• Extracted information
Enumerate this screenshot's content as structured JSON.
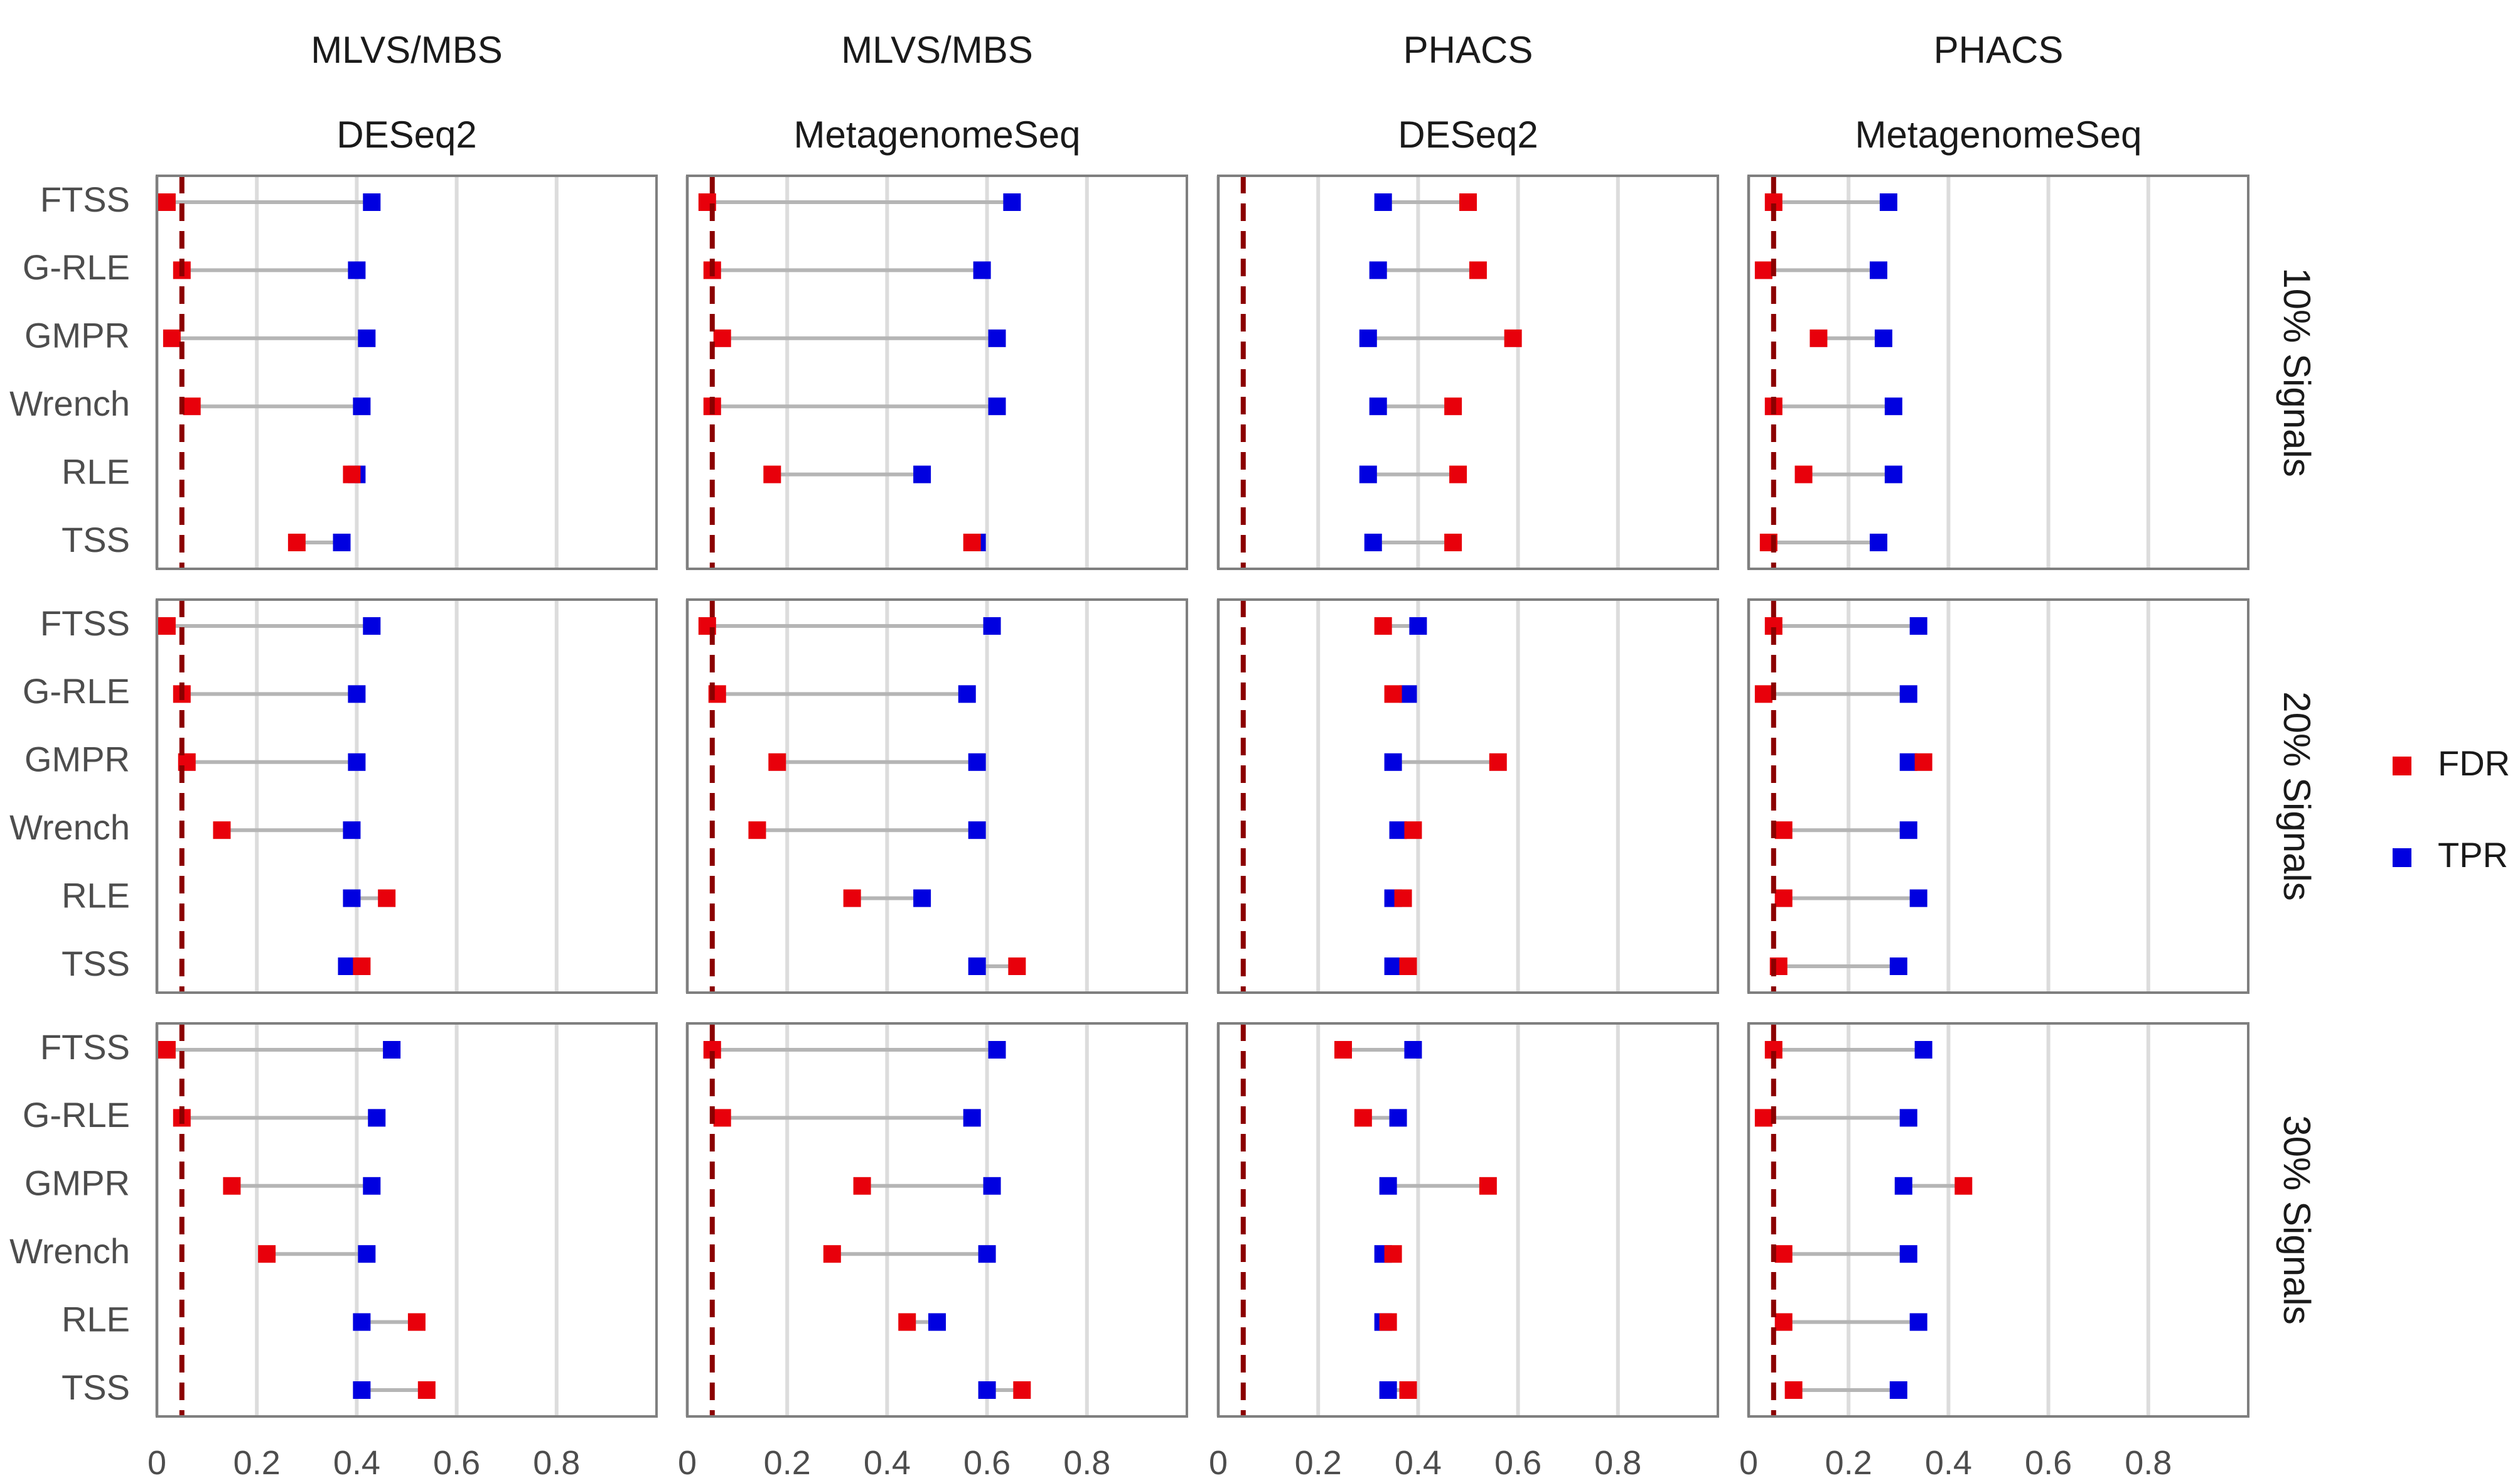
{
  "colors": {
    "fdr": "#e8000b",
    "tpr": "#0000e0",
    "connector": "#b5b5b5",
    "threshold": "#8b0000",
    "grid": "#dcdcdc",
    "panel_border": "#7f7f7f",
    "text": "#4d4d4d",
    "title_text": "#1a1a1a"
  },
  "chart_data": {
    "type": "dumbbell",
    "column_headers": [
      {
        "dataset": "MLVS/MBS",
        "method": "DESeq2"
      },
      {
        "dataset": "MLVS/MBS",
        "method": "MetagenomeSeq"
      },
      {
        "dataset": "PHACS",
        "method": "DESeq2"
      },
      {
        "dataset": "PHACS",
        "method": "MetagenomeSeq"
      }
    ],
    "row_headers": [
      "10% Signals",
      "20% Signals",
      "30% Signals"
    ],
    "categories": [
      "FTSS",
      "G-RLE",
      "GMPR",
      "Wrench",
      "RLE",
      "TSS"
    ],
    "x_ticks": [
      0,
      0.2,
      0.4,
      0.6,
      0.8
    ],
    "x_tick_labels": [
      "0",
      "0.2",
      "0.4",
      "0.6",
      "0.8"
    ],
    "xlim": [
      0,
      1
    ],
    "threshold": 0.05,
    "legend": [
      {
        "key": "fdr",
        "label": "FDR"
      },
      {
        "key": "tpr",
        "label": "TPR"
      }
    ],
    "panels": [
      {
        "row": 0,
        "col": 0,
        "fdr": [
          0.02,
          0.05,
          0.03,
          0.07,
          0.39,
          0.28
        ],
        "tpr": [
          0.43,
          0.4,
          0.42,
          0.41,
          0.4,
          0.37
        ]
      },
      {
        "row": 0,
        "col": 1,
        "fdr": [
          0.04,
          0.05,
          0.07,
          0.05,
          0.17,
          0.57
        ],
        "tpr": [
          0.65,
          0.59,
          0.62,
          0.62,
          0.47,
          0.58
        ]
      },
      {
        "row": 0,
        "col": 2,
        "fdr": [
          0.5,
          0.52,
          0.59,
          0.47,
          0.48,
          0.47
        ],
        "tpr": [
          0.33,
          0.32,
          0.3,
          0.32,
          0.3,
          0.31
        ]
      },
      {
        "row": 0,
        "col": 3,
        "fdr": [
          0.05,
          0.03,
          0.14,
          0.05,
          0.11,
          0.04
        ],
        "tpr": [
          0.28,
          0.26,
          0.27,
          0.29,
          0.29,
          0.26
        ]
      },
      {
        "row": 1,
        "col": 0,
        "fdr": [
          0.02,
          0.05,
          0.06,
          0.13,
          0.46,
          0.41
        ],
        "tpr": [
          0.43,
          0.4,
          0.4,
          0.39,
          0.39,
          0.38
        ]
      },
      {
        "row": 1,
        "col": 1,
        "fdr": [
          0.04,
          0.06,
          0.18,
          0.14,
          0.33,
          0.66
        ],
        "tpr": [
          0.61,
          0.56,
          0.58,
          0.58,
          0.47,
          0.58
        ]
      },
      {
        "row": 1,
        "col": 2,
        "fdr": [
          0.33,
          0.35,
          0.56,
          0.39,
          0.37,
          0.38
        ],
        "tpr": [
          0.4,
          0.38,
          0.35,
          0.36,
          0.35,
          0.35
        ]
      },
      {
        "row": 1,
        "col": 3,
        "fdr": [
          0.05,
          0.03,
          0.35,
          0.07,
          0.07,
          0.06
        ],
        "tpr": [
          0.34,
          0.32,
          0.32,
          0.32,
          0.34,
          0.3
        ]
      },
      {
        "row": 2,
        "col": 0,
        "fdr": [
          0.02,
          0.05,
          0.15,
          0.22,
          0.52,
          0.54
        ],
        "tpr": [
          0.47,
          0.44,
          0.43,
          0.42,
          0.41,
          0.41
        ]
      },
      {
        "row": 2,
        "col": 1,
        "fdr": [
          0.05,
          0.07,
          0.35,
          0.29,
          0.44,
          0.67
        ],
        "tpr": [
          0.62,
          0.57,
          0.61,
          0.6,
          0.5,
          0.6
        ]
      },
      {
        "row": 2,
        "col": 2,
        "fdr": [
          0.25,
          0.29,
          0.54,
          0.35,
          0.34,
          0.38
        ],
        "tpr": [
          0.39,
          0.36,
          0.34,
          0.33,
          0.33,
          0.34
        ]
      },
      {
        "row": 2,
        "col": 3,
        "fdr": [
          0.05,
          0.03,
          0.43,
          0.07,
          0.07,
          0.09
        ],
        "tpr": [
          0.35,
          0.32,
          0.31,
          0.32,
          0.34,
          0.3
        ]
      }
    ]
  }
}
...
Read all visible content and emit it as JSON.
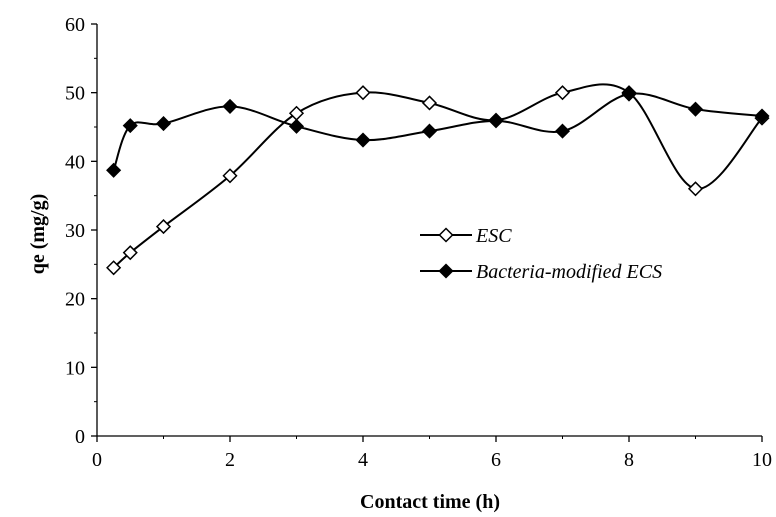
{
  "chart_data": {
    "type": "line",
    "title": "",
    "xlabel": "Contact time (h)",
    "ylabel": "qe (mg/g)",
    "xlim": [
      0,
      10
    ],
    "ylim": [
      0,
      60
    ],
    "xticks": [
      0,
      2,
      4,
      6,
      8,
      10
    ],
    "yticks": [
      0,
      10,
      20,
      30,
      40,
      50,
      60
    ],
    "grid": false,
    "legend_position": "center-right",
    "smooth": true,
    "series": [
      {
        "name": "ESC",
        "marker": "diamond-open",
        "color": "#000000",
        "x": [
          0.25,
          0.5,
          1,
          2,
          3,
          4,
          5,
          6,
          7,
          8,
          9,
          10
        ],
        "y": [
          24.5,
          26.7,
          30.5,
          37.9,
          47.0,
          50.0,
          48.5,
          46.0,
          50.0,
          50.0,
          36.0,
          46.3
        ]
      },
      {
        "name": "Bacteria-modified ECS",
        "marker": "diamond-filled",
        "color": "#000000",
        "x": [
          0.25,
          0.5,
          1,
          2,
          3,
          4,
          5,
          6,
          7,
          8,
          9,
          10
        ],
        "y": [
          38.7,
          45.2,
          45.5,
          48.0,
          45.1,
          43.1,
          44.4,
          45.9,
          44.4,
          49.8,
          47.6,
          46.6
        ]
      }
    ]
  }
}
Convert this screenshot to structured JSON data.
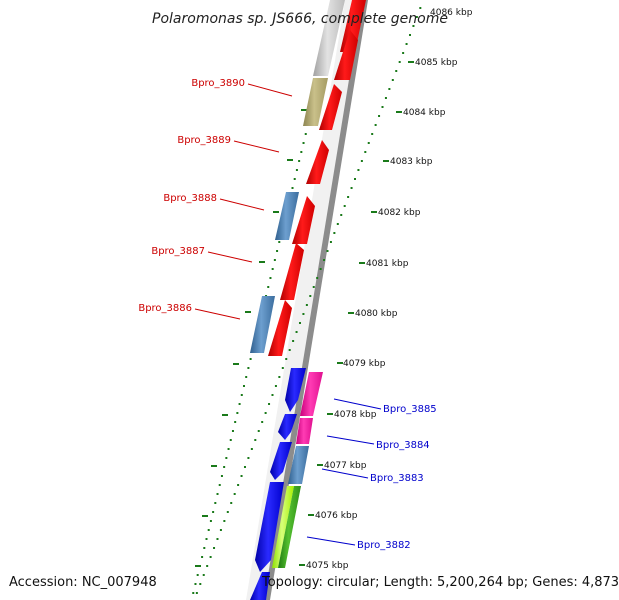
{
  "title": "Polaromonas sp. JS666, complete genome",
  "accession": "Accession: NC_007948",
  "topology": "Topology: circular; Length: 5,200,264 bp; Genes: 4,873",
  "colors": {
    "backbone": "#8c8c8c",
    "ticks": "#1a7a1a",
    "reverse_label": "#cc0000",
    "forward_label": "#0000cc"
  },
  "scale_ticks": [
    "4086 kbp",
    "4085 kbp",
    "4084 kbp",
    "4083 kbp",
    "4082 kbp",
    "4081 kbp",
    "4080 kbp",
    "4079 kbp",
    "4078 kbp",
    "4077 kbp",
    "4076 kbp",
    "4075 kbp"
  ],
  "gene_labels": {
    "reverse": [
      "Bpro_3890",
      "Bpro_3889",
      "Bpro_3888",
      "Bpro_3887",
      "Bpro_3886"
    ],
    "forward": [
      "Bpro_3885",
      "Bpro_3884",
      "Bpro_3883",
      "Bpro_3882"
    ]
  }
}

• Exercise objective
How many lines of the entries hold the word "JSON"? Respond with the number alone.

• Output below
3